■ **Record extracts**
#####
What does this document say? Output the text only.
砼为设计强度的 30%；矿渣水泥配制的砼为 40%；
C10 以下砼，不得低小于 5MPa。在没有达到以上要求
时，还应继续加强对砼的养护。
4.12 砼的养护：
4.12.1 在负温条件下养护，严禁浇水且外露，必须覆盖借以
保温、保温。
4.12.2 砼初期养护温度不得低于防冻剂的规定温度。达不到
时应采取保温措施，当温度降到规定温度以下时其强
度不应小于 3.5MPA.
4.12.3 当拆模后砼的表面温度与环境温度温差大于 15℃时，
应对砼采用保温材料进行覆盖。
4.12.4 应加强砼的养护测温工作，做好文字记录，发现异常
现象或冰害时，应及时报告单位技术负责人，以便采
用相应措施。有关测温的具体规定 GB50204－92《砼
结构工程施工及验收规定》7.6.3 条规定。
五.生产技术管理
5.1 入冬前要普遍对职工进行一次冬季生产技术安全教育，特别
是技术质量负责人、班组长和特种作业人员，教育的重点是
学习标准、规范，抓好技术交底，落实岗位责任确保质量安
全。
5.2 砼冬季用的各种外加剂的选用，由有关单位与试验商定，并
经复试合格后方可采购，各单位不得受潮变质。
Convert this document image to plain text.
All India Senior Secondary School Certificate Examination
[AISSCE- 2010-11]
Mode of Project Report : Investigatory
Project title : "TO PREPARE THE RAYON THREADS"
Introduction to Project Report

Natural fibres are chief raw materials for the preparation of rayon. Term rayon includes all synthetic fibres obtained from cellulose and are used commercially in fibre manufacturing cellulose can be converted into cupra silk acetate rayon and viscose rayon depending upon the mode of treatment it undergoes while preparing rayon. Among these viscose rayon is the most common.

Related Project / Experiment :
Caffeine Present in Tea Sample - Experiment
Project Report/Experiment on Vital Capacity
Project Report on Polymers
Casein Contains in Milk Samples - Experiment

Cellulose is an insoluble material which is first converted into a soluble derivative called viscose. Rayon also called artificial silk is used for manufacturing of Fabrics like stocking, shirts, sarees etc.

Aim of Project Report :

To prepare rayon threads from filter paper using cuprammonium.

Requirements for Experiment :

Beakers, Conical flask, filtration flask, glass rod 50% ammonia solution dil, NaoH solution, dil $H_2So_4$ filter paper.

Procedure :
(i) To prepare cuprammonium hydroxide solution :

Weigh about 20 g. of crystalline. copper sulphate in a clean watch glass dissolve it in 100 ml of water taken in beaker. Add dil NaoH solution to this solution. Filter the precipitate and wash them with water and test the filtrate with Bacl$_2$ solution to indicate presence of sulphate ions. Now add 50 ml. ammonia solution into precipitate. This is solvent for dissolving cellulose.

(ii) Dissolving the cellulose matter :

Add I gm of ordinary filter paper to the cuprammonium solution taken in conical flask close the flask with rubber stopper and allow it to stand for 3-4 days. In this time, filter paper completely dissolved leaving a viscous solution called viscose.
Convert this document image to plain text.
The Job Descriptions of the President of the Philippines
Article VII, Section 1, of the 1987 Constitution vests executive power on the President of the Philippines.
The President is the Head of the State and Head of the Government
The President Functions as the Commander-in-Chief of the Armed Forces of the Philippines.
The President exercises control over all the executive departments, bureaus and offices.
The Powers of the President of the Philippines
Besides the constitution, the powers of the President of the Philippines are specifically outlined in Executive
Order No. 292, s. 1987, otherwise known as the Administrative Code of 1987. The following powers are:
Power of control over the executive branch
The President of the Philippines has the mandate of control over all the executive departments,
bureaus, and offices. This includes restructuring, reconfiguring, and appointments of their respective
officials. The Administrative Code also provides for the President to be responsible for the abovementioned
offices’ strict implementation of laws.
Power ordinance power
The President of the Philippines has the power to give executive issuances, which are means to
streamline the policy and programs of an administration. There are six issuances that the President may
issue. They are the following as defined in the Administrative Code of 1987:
#####
■ **Exercise prompt**
Produce an exact copy of all the records.

■ **Expected answer**
What does this document say? Output the text only.
砼为设计强度的 30%；矿渣水泥配制的砼为 40%；
C10 以下砼，不得低小于 5MPa。在没有达到以上要求
时，还应继续加强对砼的养护。
4.12 砼的养护：
4.12.1 在负温条件下养护，严禁浇水且外露，必须覆盖借以
保温、保温。
4.12.2 砼初期养护温度不得低于防冻剂的规定温度。达不到
时应采取保温措施，当温度降到规定温度以下时其强
度不应小于 3.5MPA.
4.12.3 当拆模后砼的表面温度与环境温度温差大于 15℃时，
应对砼采用保温材料进行覆盖。
4.12.4 应加强砼的养护测温工作，做好文字记录，发现异常
现象或冰害时，应及时报告单位技术负责人，以便采
用相应措施。有关测温的具体规定 GB50204－92《砼
结构工程施工及验收规定》7.6.3 条规定。
五.生产技术管理
5.1 入冬前要普遍对职工进行一次冬季生产技术安全教育，特别
是技术质量负责人、班组长和特种作业人员，教育的重点是
学习标准、规范，抓好技术交底，落实岗位责任确保质量安
全。
5.2 砼冬季用的各种外加剂的选用，由有关单位与试验商定，并
经复试合格后方可采购，各单位不得受潮变质。
Convert this document image to plain text.
All India Senior Secondary School Certificate Examination
[AISSCE- 2010-11]
Mode of Project Report : Investigatory
Project title : "TO PREPARE THE RAYON THREADS"
Introduction to Project Report

Natural fibres are chief raw materials for the preparation of rayon. Term rayon includes all synthetic fibres obtained from cellulose and are used commercially in fibre manufacturing cellulose can be converted into cupra silk acetate rayon and viscose rayon depending upon the mode of treatment it undergoes while preparing rayon. Among these viscose rayon is the most common.

Related Project / Experiment :
Caffeine Present in Tea Sample - Experiment
Project Report/Experiment on Vital Capacity
Project Report on Polymers
Casein Contains in Milk Samples - Experiment

Cellulose is an insoluble material which is first converted into a soluble derivative called viscose. Rayon also called artificial silk is used for manufacturing of Fabrics like stocking, shirts, sarees etc.

Aim of Project Report :

To prepare rayon threads from filter paper using cuprammonium.

Requirements for Experiment :

Beakers, Conical flask, filtration flask, glass rod 50% ammonia solution dil, NaoH solution, dil $H_2So_4$ filter paper.

Procedure :
(i) To prepare cuprammonium hydroxide solution :

Weigh about 20 g. of crystalline. copper sulphate in a clean watch glass dissolve it in 100 ml of water taken in beaker. Add dil NaoH solution to this solution. Filter the precipitate and wash them with water and test the filtrate with Bacl$_2$ solution to indicate presence of sulphate ions. Now add 50 ml. ammonia solution into precipitate. This is solvent for dissolving cellulose.

(ii) Dissolving the cellulose matter :

Add I gm of ordinary filter paper to the cuprammonium solution taken in conical flask close the flask with rubber stopper and allow it to stand for 3-4 days. In this time, filter paper completely dissolved leaving a viscous solution called viscose.
Convert this document image to plain text.
The Job Descriptions of the President of the Philippines
Article VII, Section 1, of the 1987 Constitution vests executive power on the President of the Philippines.
The President is the Head of the State and Head of the Government
The President Functions as the Commander-in-Chief of the Armed Forces of the Philippines.
The President exercises control over all the executive departments, bureaus and offices.
The Powers of the President of the Philippines
Besides the constitution, the powers of the President of the Philippines are specifically outlined in Executive
Order No. 292, s. 1987, otherwise known as the Administrative Code of 1987. The following powers are:
Power of control over the executive branch
The President of the Philippines has the mandate of control over all the executive departments,
bureaus, and offices. This includes restructuring, reconfiguring, and appointments of their respective
officials. The Administrative Code also provides for the President to be responsible for the abovementioned
offices’ strict implementation of laws.
Power ordinance power
The President of the Philippines has the power to give executive issuances, which are means to
streamline the policy and programs of an administration. There are six issuances that the President may
issue. They are the following as defined in the Administrative Code of 1987:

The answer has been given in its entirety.